WHAT IS BEING ASKED: Change "option-label" to "option-text" in the listing lines from the start through the line containing "option-label: 静默运行软件 <box>42", inclusive, and return only those lines with nothing else altered.

Labeled region entries:

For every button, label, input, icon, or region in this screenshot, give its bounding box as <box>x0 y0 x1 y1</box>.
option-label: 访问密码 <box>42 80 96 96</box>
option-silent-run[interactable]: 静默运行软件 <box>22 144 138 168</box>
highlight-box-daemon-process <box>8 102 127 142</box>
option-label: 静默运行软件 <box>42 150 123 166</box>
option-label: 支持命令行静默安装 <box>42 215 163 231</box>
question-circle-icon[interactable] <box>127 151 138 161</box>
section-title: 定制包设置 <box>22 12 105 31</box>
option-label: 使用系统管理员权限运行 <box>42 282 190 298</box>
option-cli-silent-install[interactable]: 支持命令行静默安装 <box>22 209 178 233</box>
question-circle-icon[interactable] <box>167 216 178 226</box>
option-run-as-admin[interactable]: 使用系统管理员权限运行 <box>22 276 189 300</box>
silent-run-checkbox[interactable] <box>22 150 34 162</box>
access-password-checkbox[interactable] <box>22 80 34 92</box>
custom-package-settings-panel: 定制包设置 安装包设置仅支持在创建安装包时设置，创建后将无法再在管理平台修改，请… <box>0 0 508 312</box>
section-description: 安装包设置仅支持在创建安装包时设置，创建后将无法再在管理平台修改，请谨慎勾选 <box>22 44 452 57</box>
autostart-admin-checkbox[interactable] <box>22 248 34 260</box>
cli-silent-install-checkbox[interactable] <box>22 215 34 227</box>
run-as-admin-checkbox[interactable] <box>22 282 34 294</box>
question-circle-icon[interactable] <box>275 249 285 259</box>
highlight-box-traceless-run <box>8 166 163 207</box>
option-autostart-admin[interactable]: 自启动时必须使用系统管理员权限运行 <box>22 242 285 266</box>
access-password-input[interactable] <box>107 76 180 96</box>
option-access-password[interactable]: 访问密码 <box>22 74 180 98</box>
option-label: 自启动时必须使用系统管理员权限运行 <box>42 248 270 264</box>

TASK RESULT:
For every button, label, input, icon, or region in this screenshot, give its bounding box as <box>x0 y0 x1 y1</box>.
option-text: 访问密码 <box>42 80 96 96</box>
option-silent-run[interactable]: 静默运行软件 <box>22 144 138 168</box>
highlight-box-daemon-process <box>8 102 127 142</box>
option-text: 静默运行软件 <box>42 150 123 166</box>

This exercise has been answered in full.